**Exercise details**
Omit every picture while repeating the entries exactly.
+++ Input material
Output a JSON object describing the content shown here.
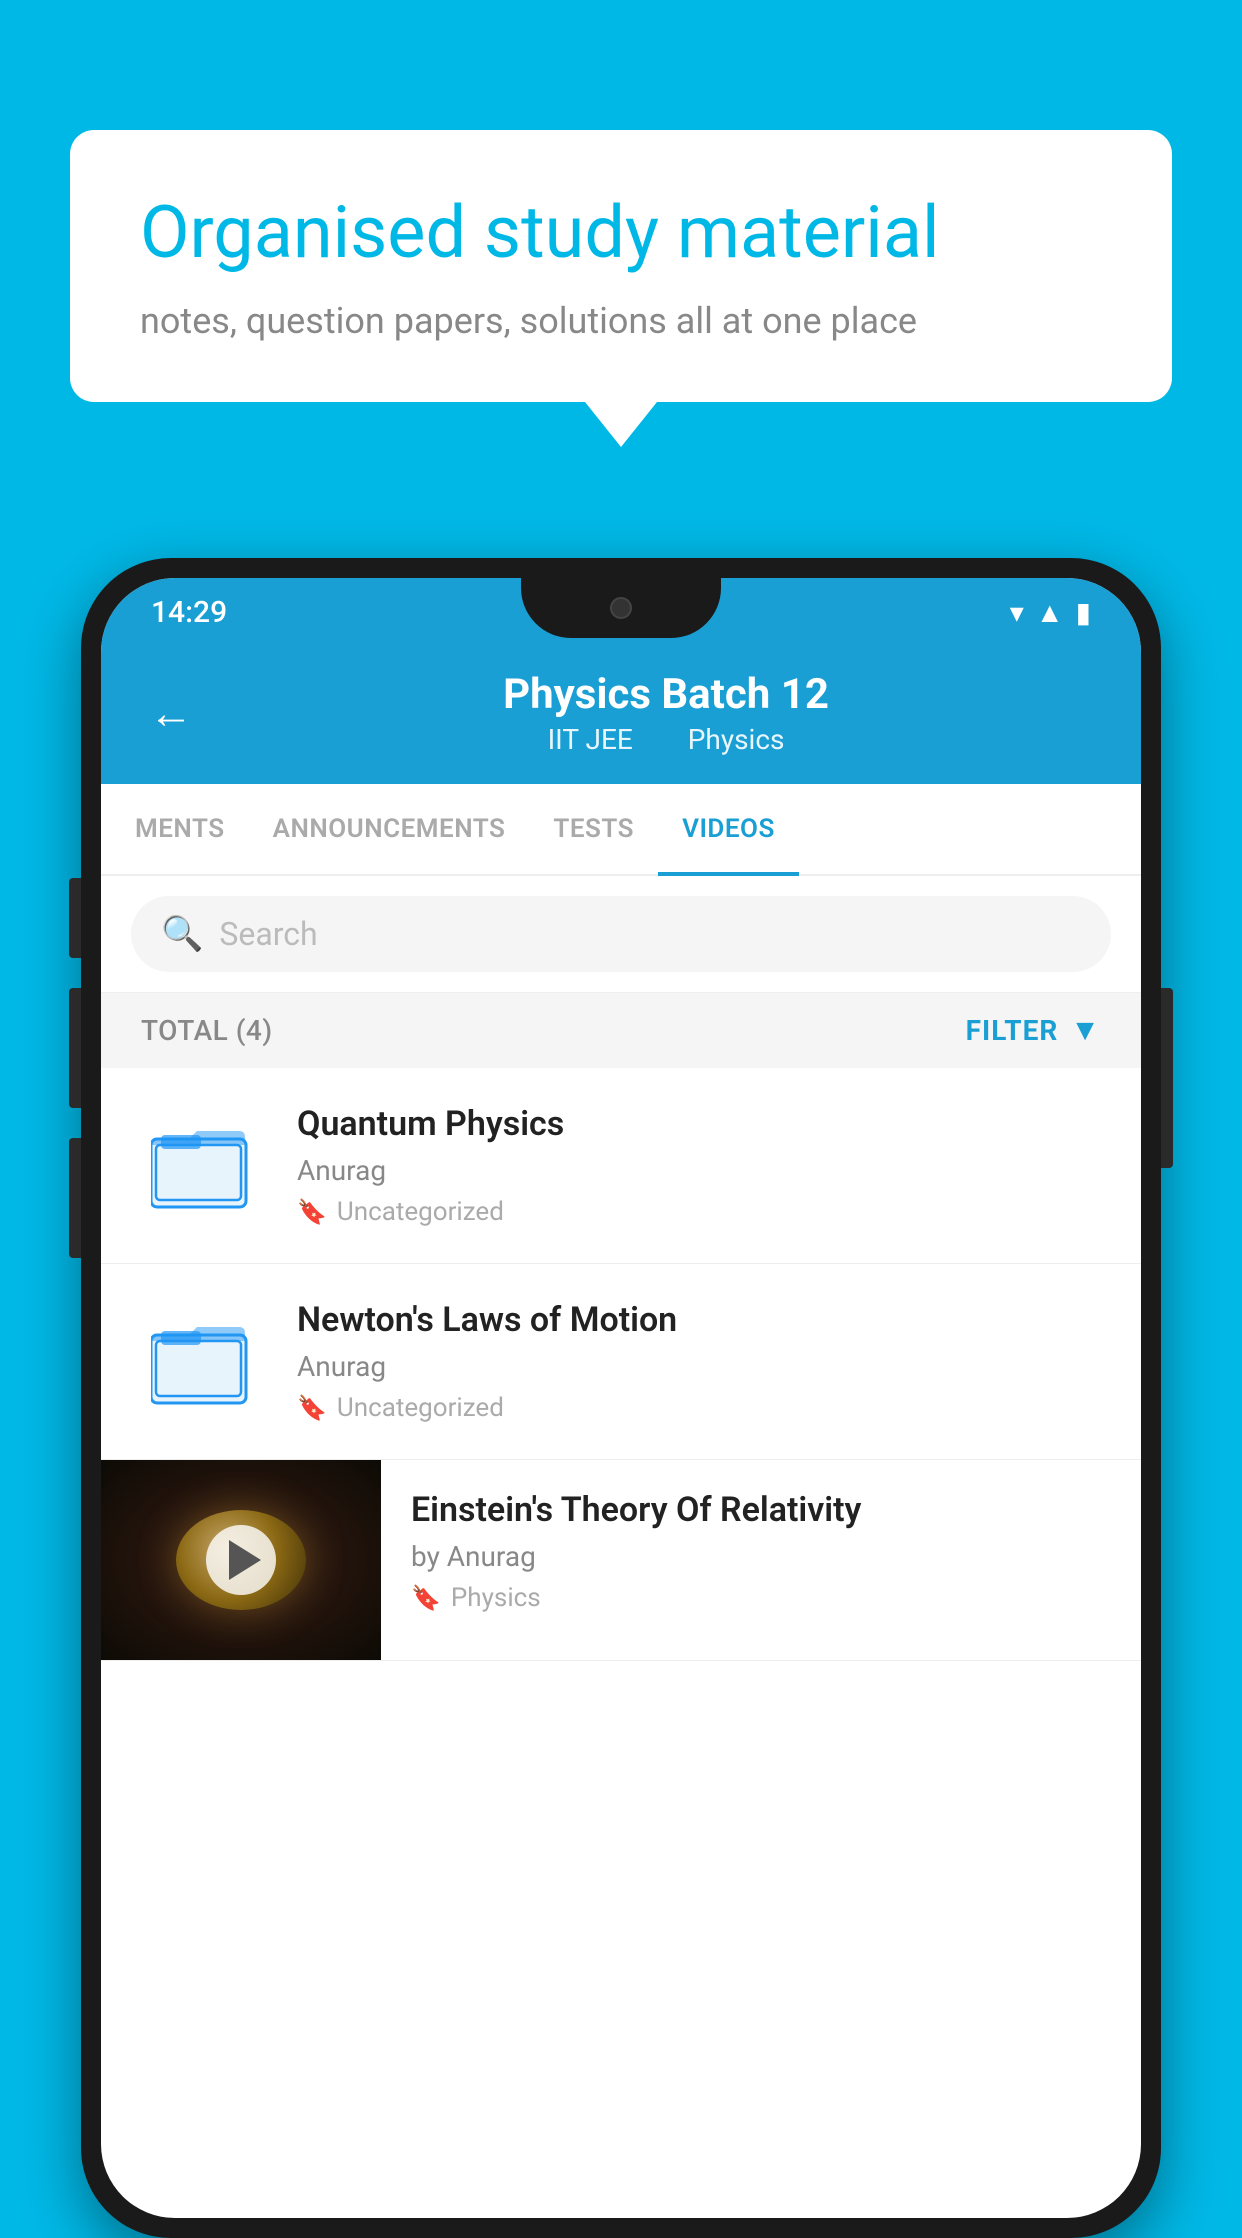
{
  "background": {
    "color": "#00b8e6"
  },
  "speech_bubble": {
    "title": "Organised study material",
    "subtitle": "notes, question papers, solutions all at one place"
  },
  "status_bar": {
    "time": "14:29",
    "icons": [
      "wifi",
      "signal",
      "battery"
    ]
  },
  "header": {
    "title": "Physics Batch 12",
    "subtitle_left": "IIT JEE",
    "subtitle_right": "Physics",
    "back_label": "←"
  },
  "tabs": [
    {
      "label": "MENTS",
      "active": false
    },
    {
      "label": "ANNOUNCEMENTS",
      "active": false
    },
    {
      "label": "TESTS",
      "active": false
    },
    {
      "label": "VIDEOS",
      "active": true
    }
  ],
  "search": {
    "placeholder": "Search"
  },
  "filter_bar": {
    "total_label": "TOTAL (4)",
    "filter_label": "FILTER"
  },
  "videos": [
    {
      "title": "Quantum Physics",
      "author": "Anurag",
      "tag": "Uncategorized",
      "has_thumbnail": false
    },
    {
      "title": "Newton's Laws of Motion",
      "author": "Anurag",
      "tag": "Uncategorized",
      "has_thumbnail": false
    },
    {
      "title": "Einstein's Theory Of Relativity",
      "author": "by Anurag",
      "tag": "Physics",
      "has_thumbnail": true
    }
  ]
}
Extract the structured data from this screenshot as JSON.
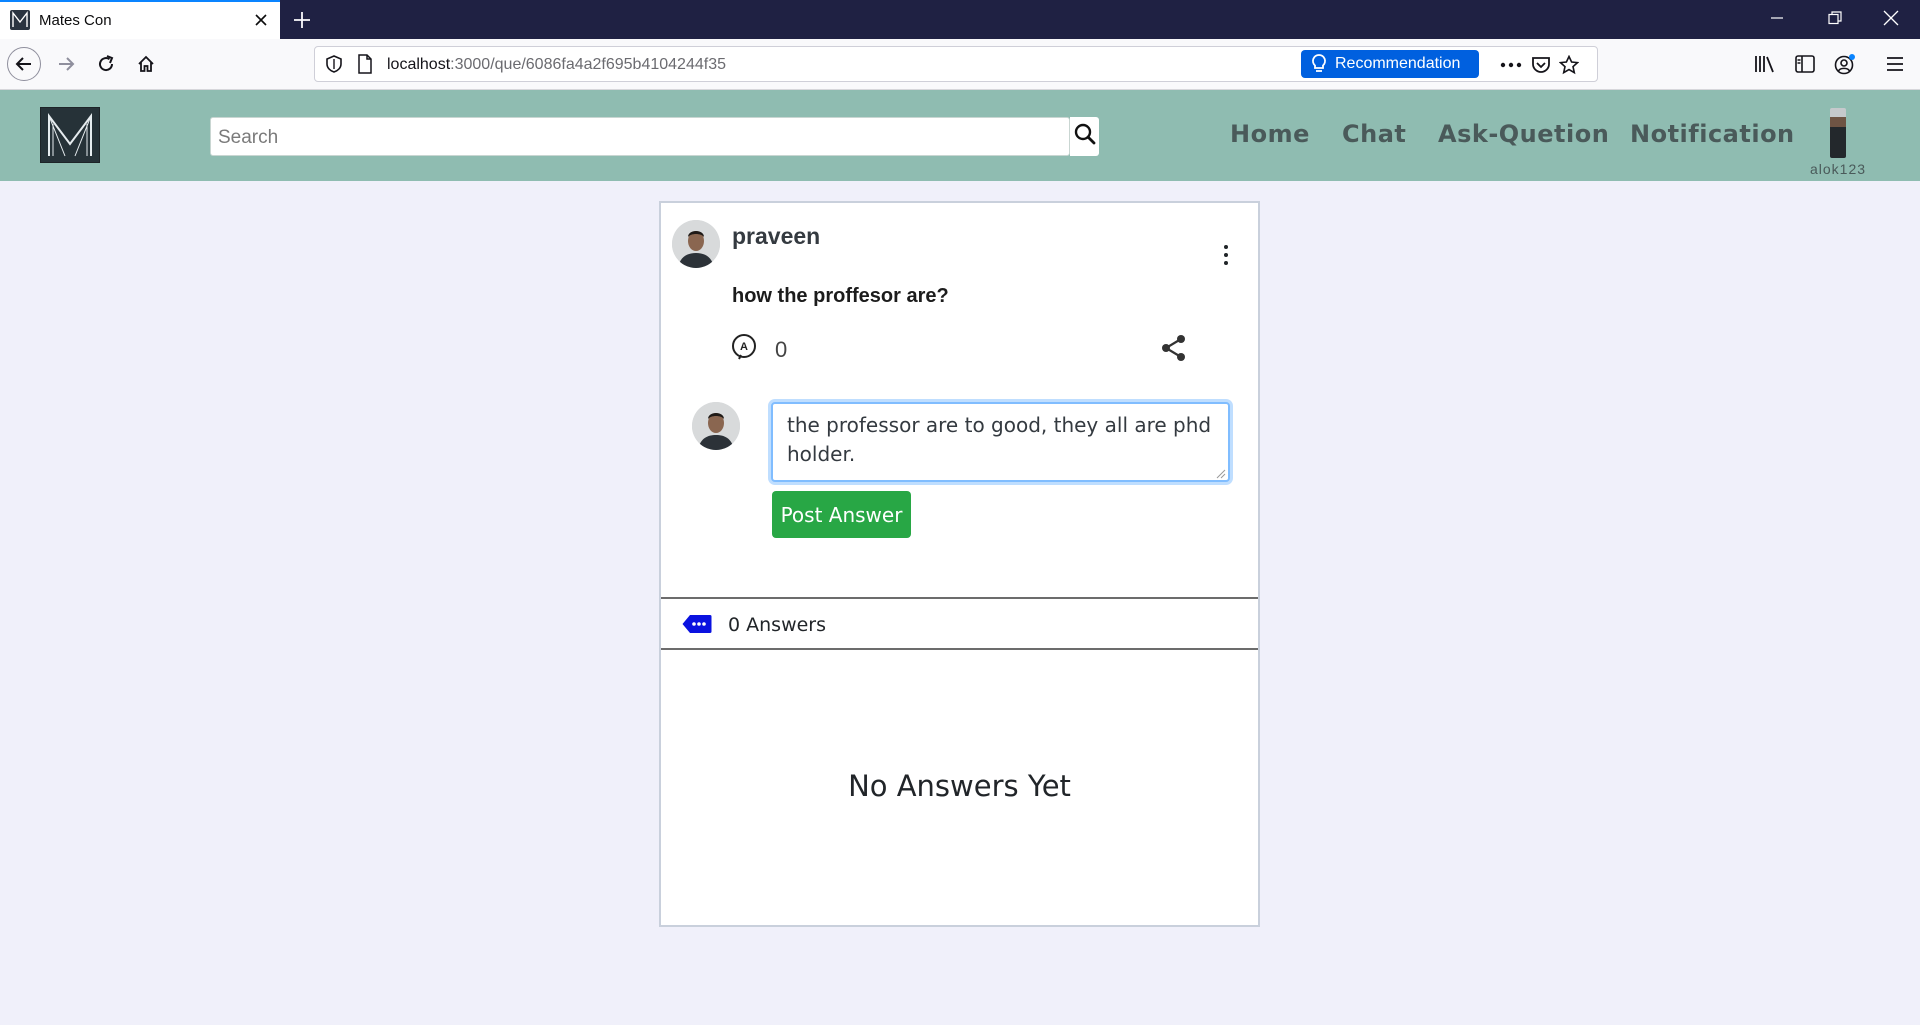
{
  "browser": {
    "tab_title": "Mates Con",
    "url_host": "localhost",
    "url_path": ":3000/que/6086fa4a2f695b4104244f35",
    "recommendation_label": "Recommendation"
  },
  "header": {
    "search_placeholder": "Search",
    "nav": {
      "home": "Home",
      "chat": "Chat",
      "ask": "Ask-Quetion",
      "notification": "Notification"
    },
    "username": "alok123"
  },
  "question": {
    "author": "praveen",
    "text": "how the proffesor are?",
    "answer_count": "0",
    "draft_answer": "the professor are to good, they all are phd holder.",
    "post_button": "Post Answer",
    "answers_label": "0 Answers",
    "empty_message": "No Answers Yet"
  },
  "colors": {
    "header_bg": "#8fbcb1",
    "post_button": "#28a745",
    "recommendation": "#0060df",
    "answers_tag": "#0a12e0"
  }
}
++++++
**Reply to the task**
Output a JSON object describing the content shown here.
{
  "background": {
    "color": "#00b8e6"
  },
  "speech_bubble": {
    "title": "Organised study material",
    "subtitle": "notes, question papers, solutions all at one place"
  },
  "status_bar": {
    "time": "14:29",
    "icons": [
      "wifi",
      "signal",
      "battery"
    ]
  },
  "header": {
    "title": "Physics Batch 12",
    "subtitle_left": "IIT JEE",
    "subtitle_right": "Physics",
    "back_label": "←"
  },
  "tabs": [
    {
      "label": "MENTS",
      "active": false
    },
    {
      "label": "ANNOUNCEMENTS",
      "active": false
    },
    {
      "label": "TESTS",
      "active": false
    },
    {
      "label": "VIDEOS",
      "active": true
    }
  ],
  "search": {
    "placeholder": "Search"
  },
  "filter_bar": {
    "total_label": "TOTAL (4)",
    "filter_label": "FILTER"
  },
  "videos": [
    {
      "title": "Quantum Physics",
      "author": "Anurag",
      "tag": "Uncategorized",
      "has_thumbnail": false
    },
    {
      "title": "Newton's Laws of Motion",
      "author": "Anurag",
      "tag": "Uncategorized",
      "has_thumbnail": false
    },
    {
      "title": "Einstein's Theory Of Relativity",
      "author": "by Anurag",
      "tag": "Physics",
      "has_thumbnail": true
    }
  ]
}
Extract the structured data from this screenshot as JSON.
{
  "browser": {
    "tab_title": "Mates Con",
    "url_host": "localhost",
    "url_path": ":3000/que/6086fa4a2f695b4104244f35",
    "recommendation_label": "Recommendation"
  },
  "header": {
    "search_placeholder": "Search",
    "nav": {
      "home": "Home",
      "chat": "Chat",
      "ask": "Ask-Quetion",
      "notification": "Notification"
    },
    "username": "alok123"
  },
  "question": {
    "author": "praveen",
    "text": "how the proffesor are?",
    "answer_count": "0",
    "draft_answer": "the professor are to good, they all are phd holder.",
    "post_button": "Post Answer",
    "answers_label": "0 Answers",
    "empty_message": "No Answers Yet"
  },
  "colors": {
    "header_bg": "#8fbcb1",
    "post_button": "#28a745",
    "recommendation": "#0060df",
    "answers_tag": "#0a12e0"
  }
}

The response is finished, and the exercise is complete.